Strip the pictures and reproduce the rest of the listing exactly.

LISTED RECORDS:
★ ★ ★ ★ ★ ★ ★

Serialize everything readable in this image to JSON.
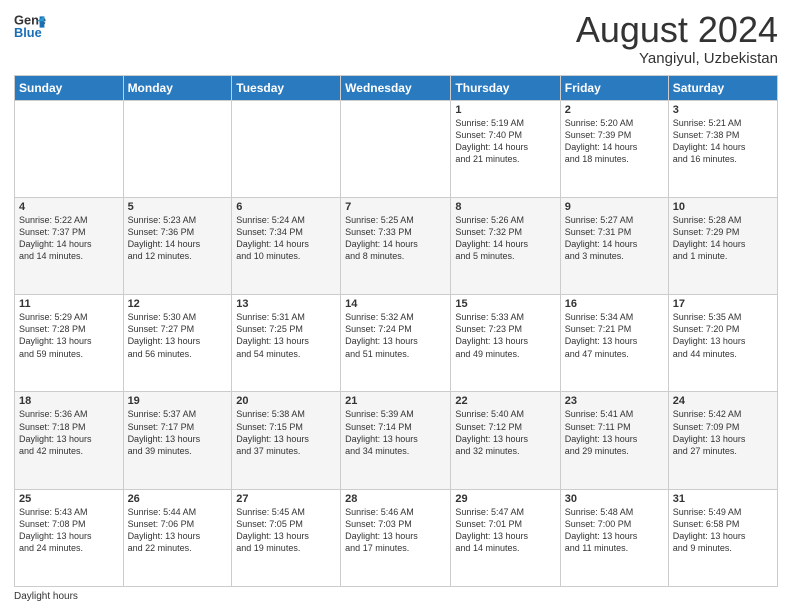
{
  "header": {
    "logo_line1": "General",
    "logo_line2": "Blue",
    "month_year": "August 2024",
    "location": "Yangiyul, Uzbekistan"
  },
  "days_of_week": [
    "Sunday",
    "Monday",
    "Tuesday",
    "Wednesday",
    "Thursday",
    "Friday",
    "Saturday"
  ],
  "weeks": [
    [
      {
        "day": "",
        "info": ""
      },
      {
        "day": "",
        "info": ""
      },
      {
        "day": "",
        "info": ""
      },
      {
        "day": "",
        "info": ""
      },
      {
        "day": "1",
        "info": "Sunrise: 5:19 AM\nSunset: 7:40 PM\nDaylight: 14 hours\nand 21 minutes."
      },
      {
        "day": "2",
        "info": "Sunrise: 5:20 AM\nSunset: 7:39 PM\nDaylight: 14 hours\nand 18 minutes."
      },
      {
        "day": "3",
        "info": "Sunrise: 5:21 AM\nSunset: 7:38 PM\nDaylight: 14 hours\nand 16 minutes."
      }
    ],
    [
      {
        "day": "4",
        "info": "Sunrise: 5:22 AM\nSunset: 7:37 PM\nDaylight: 14 hours\nand 14 minutes."
      },
      {
        "day": "5",
        "info": "Sunrise: 5:23 AM\nSunset: 7:36 PM\nDaylight: 14 hours\nand 12 minutes."
      },
      {
        "day": "6",
        "info": "Sunrise: 5:24 AM\nSunset: 7:34 PM\nDaylight: 14 hours\nand 10 minutes."
      },
      {
        "day": "7",
        "info": "Sunrise: 5:25 AM\nSunset: 7:33 PM\nDaylight: 14 hours\nand 8 minutes."
      },
      {
        "day": "8",
        "info": "Sunrise: 5:26 AM\nSunset: 7:32 PM\nDaylight: 14 hours\nand 5 minutes."
      },
      {
        "day": "9",
        "info": "Sunrise: 5:27 AM\nSunset: 7:31 PM\nDaylight: 14 hours\nand 3 minutes."
      },
      {
        "day": "10",
        "info": "Sunrise: 5:28 AM\nSunset: 7:29 PM\nDaylight: 14 hours\nand 1 minute."
      }
    ],
    [
      {
        "day": "11",
        "info": "Sunrise: 5:29 AM\nSunset: 7:28 PM\nDaylight: 13 hours\nand 59 minutes."
      },
      {
        "day": "12",
        "info": "Sunrise: 5:30 AM\nSunset: 7:27 PM\nDaylight: 13 hours\nand 56 minutes."
      },
      {
        "day": "13",
        "info": "Sunrise: 5:31 AM\nSunset: 7:25 PM\nDaylight: 13 hours\nand 54 minutes."
      },
      {
        "day": "14",
        "info": "Sunrise: 5:32 AM\nSunset: 7:24 PM\nDaylight: 13 hours\nand 51 minutes."
      },
      {
        "day": "15",
        "info": "Sunrise: 5:33 AM\nSunset: 7:23 PM\nDaylight: 13 hours\nand 49 minutes."
      },
      {
        "day": "16",
        "info": "Sunrise: 5:34 AM\nSunset: 7:21 PM\nDaylight: 13 hours\nand 47 minutes."
      },
      {
        "day": "17",
        "info": "Sunrise: 5:35 AM\nSunset: 7:20 PM\nDaylight: 13 hours\nand 44 minutes."
      }
    ],
    [
      {
        "day": "18",
        "info": "Sunrise: 5:36 AM\nSunset: 7:18 PM\nDaylight: 13 hours\nand 42 minutes."
      },
      {
        "day": "19",
        "info": "Sunrise: 5:37 AM\nSunset: 7:17 PM\nDaylight: 13 hours\nand 39 minutes."
      },
      {
        "day": "20",
        "info": "Sunrise: 5:38 AM\nSunset: 7:15 PM\nDaylight: 13 hours\nand 37 minutes."
      },
      {
        "day": "21",
        "info": "Sunrise: 5:39 AM\nSunset: 7:14 PM\nDaylight: 13 hours\nand 34 minutes."
      },
      {
        "day": "22",
        "info": "Sunrise: 5:40 AM\nSunset: 7:12 PM\nDaylight: 13 hours\nand 32 minutes."
      },
      {
        "day": "23",
        "info": "Sunrise: 5:41 AM\nSunset: 7:11 PM\nDaylight: 13 hours\nand 29 minutes."
      },
      {
        "day": "24",
        "info": "Sunrise: 5:42 AM\nSunset: 7:09 PM\nDaylight: 13 hours\nand 27 minutes."
      }
    ],
    [
      {
        "day": "25",
        "info": "Sunrise: 5:43 AM\nSunset: 7:08 PM\nDaylight: 13 hours\nand 24 minutes."
      },
      {
        "day": "26",
        "info": "Sunrise: 5:44 AM\nSunset: 7:06 PM\nDaylight: 13 hours\nand 22 minutes."
      },
      {
        "day": "27",
        "info": "Sunrise: 5:45 AM\nSunset: 7:05 PM\nDaylight: 13 hours\nand 19 minutes."
      },
      {
        "day": "28",
        "info": "Sunrise: 5:46 AM\nSunset: 7:03 PM\nDaylight: 13 hours\nand 17 minutes."
      },
      {
        "day": "29",
        "info": "Sunrise: 5:47 AM\nSunset: 7:01 PM\nDaylight: 13 hours\nand 14 minutes."
      },
      {
        "day": "30",
        "info": "Sunrise: 5:48 AM\nSunset: 7:00 PM\nDaylight: 13 hours\nand 11 minutes."
      },
      {
        "day": "31",
        "info": "Sunrise: 5:49 AM\nSunset: 6:58 PM\nDaylight: 13 hours\nand 9 minutes."
      }
    ]
  ],
  "footer": {
    "daylight_label": "Daylight hours"
  }
}
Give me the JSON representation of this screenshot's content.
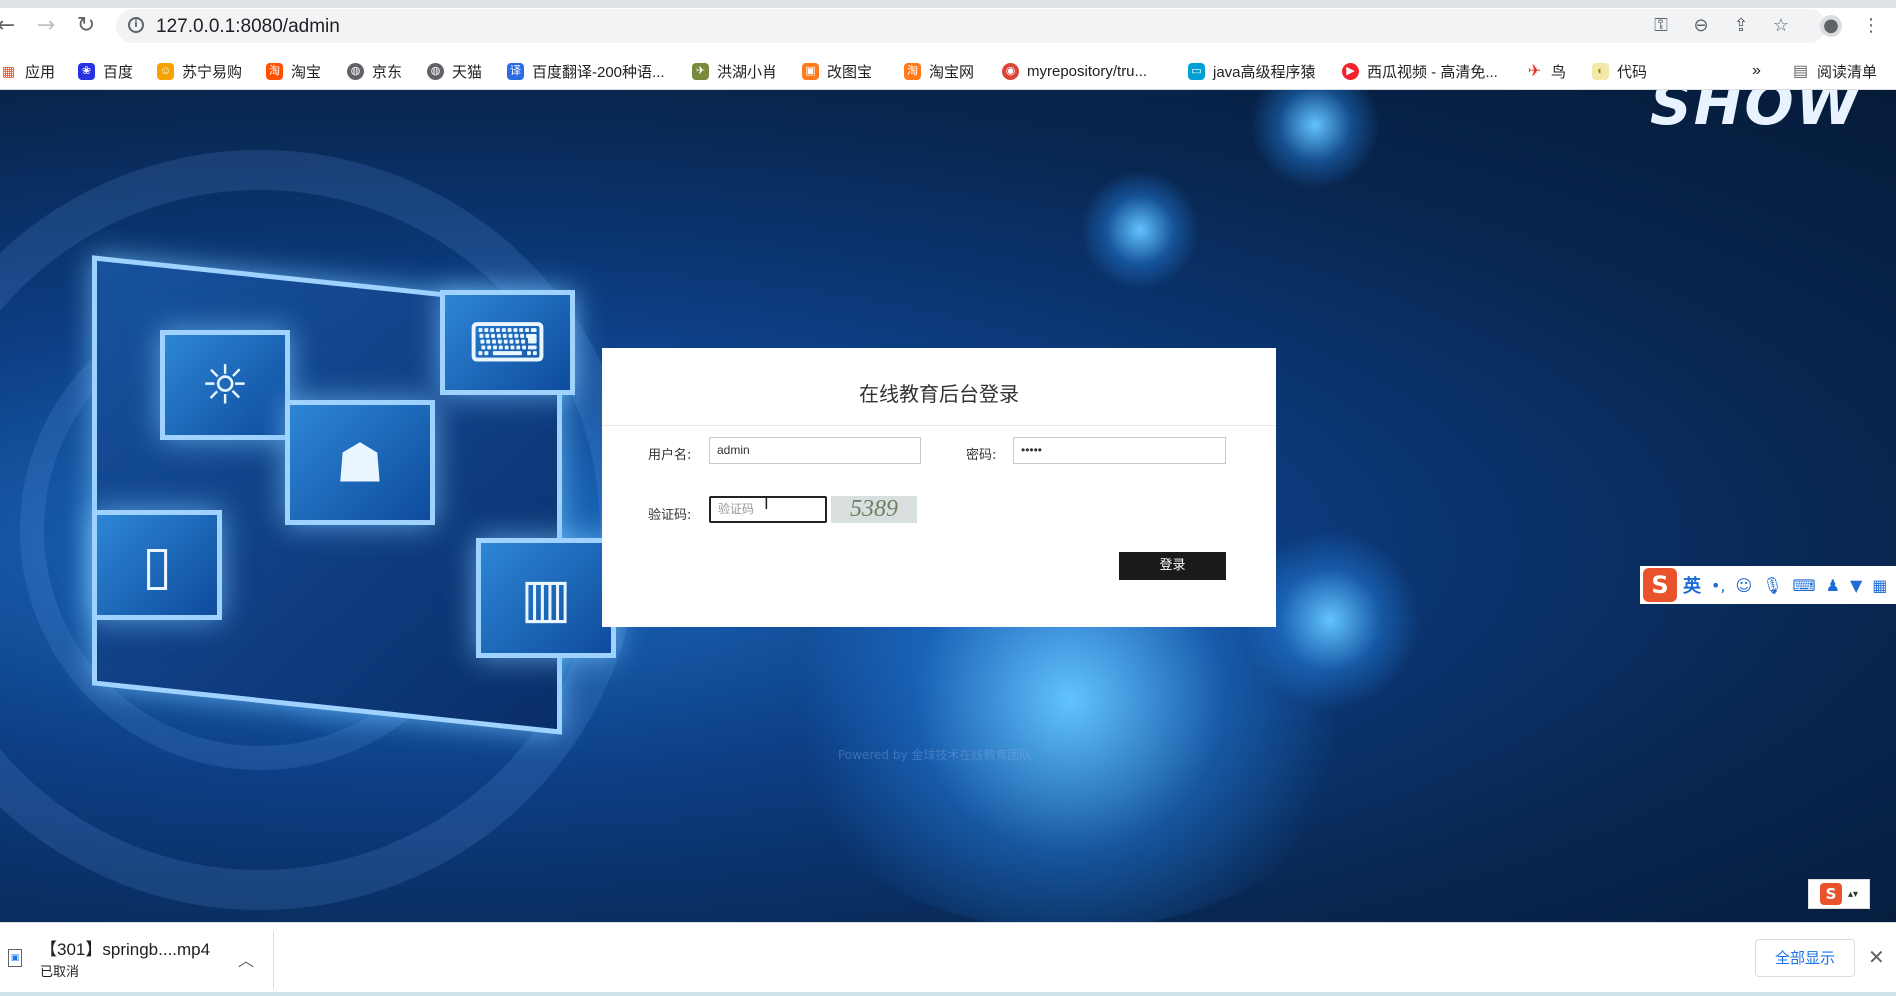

★ ★ ★ ★ ★ ★ ★

COMPLETED EXERCISE:
Serialize everything readable in this image to JSON.
{
  "header": {
    "logo_line1": "General",
    "logo_line2": "Blue",
    "month_year": "August 2024",
    "location": "Yangiyul, Uzbekistan"
  },
  "days_of_week": [
    "Sunday",
    "Monday",
    "Tuesday",
    "Wednesday",
    "Thursday",
    "Friday",
    "Saturday"
  ],
  "weeks": [
    [
      {
        "day": "",
        "info": ""
      },
      {
        "day": "",
        "info": ""
      },
      {
        "day": "",
        "info": ""
      },
      {
        "day": "",
        "info": ""
      },
      {
        "day": "1",
        "info": "Sunrise: 5:19 AM\nSunset: 7:40 PM\nDaylight: 14 hours\nand 21 minutes."
      },
      {
        "day": "2",
        "info": "Sunrise: 5:20 AM\nSunset: 7:39 PM\nDaylight: 14 hours\nand 18 minutes."
      },
      {
        "day": "3",
        "info": "Sunrise: 5:21 AM\nSunset: 7:38 PM\nDaylight: 14 hours\nand 16 minutes."
      }
    ],
    [
      {
        "day": "4",
        "info": "Sunrise: 5:22 AM\nSunset: 7:37 PM\nDaylight: 14 hours\nand 14 minutes."
      },
      {
        "day": "5",
        "info": "Sunrise: 5:23 AM\nSunset: 7:36 PM\nDaylight: 14 hours\nand 12 minutes."
      },
      {
        "day": "6",
        "info": "Sunrise: 5:24 AM\nSunset: 7:34 PM\nDaylight: 14 hours\nand 10 minutes."
      },
      {
        "day": "7",
        "info": "Sunrise: 5:25 AM\nSunset: 7:33 PM\nDaylight: 14 hours\nand 8 minutes."
      },
      {
        "day": "8",
        "info": "Sunrise: 5:26 AM\nSunset: 7:32 PM\nDaylight: 14 hours\nand 5 minutes."
      },
      {
        "day": "9",
        "info": "Sunrise: 5:27 AM\nSunset: 7:31 PM\nDaylight: 14 hours\nand 3 minutes."
      },
      {
        "day": "10",
        "info": "Sunrise: 5:28 AM\nSunset: 7:29 PM\nDaylight: 14 hours\nand 1 minute."
      }
    ],
    [
      {
        "day": "11",
        "info": "Sunrise: 5:29 AM\nSunset: 7:28 PM\nDaylight: 13 hours\nand 59 minutes."
      },
      {
        "day": "12",
        "info": "Sunrise: 5:30 AM\nSunset: 7:27 PM\nDaylight: 13 hours\nand 56 minutes."
      },
      {
        "day": "13",
        "info": "Sunrise: 5:31 AM\nSunset: 7:25 PM\nDaylight: 13 hours\nand 54 minutes."
      },
      {
        "day": "14",
        "info": "Sunrise: 5:32 AM\nSunset: 7:24 PM\nDaylight: 13 hours\nand 51 minutes."
      },
      {
        "day": "15",
        "info": "Sunrise: 5:33 AM\nSunset: 7:23 PM\nDaylight: 13 hours\nand 49 minutes."
      },
      {
        "day": "16",
        "info": "Sunrise: 5:34 AM\nSunset: 7:21 PM\nDaylight: 13 hours\nand 47 minutes."
      },
      {
        "day": "17",
        "info": "Sunrise: 5:35 AM\nSunset: 7:20 PM\nDaylight: 13 hours\nand 44 minutes."
      }
    ],
    [
      {
        "day": "18",
        "info": "Sunrise: 5:36 AM\nSunset: 7:18 PM\nDaylight: 13 hours\nand 42 minutes."
      },
      {
        "day": "19",
        "info": "Sunrise: 5:37 AM\nSunset: 7:17 PM\nDaylight: 13 hours\nand 39 minutes."
      },
      {
        "day": "20",
        "info": "Sunrise: 5:38 AM\nSunset: 7:15 PM\nDaylight: 13 hours\nand 37 minutes."
      },
      {
        "day": "21",
        "info": "Sunrise: 5:39 AM\nSunset: 7:14 PM\nDaylight: 13 hours\nand 34 minutes."
      },
      {
        "day": "22",
        "info": "Sunrise: 5:40 AM\nSunset: 7:12 PM\nDaylight: 13 hours\nand 32 minutes."
      },
      {
        "day": "23",
        "info": "Sunrise: 5:41 AM\nSunset: 7:11 PM\nDaylight: 13 hours\nand 29 minutes."
      },
      {
        "day": "24",
        "info": "Sunrise: 5:42 AM\nSunset: 7:09 PM\nDaylight: 13 hours\nand 27 minutes."
      }
    ],
    [
      {
        "day": "25",
        "info": "Sunrise: 5:43 AM\nSunset: 7:08 PM\nDaylight: 13 hours\nand 24 minutes."
      },
      {
        "day": "26",
        "info": "Sunrise: 5:44 AM\nSunset: 7:06 PM\nDaylight: 13 hours\nand 22 minutes."
      },
      {
        "day": "27",
        "info": "Sunrise: 5:45 AM\nSunset: 7:05 PM\nDaylight: 13 hours\nand 19 minutes."
      },
      {
        "day": "28",
        "info": "Sunrise: 5:46 AM\nSunset: 7:03 PM\nDaylight: 13 hours\nand 17 minutes."
      },
      {
        "day": "29",
        "info": "Sunrise: 5:47 AM\nSunset: 7:01 PM\nDaylight: 13 hours\nand 14 minutes."
      },
      {
        "day": "30",
        "info": "Sunrise: 5:48 AM\nSunset: 7:00 PM\nDaylight: 13 hours\nand 11 minutes."
      },
      {
        "day": "31",
        "info": "Sunrise: 5:49 AM\nSunset: 6:58 PM\nDaylight: 13 hours\nand 9 minutes."
      }
    ]
  ],
  "footer": {
    "daylight_label": "Daylight hours"
  }
}
Give me the JSON representation of this screenshot's content.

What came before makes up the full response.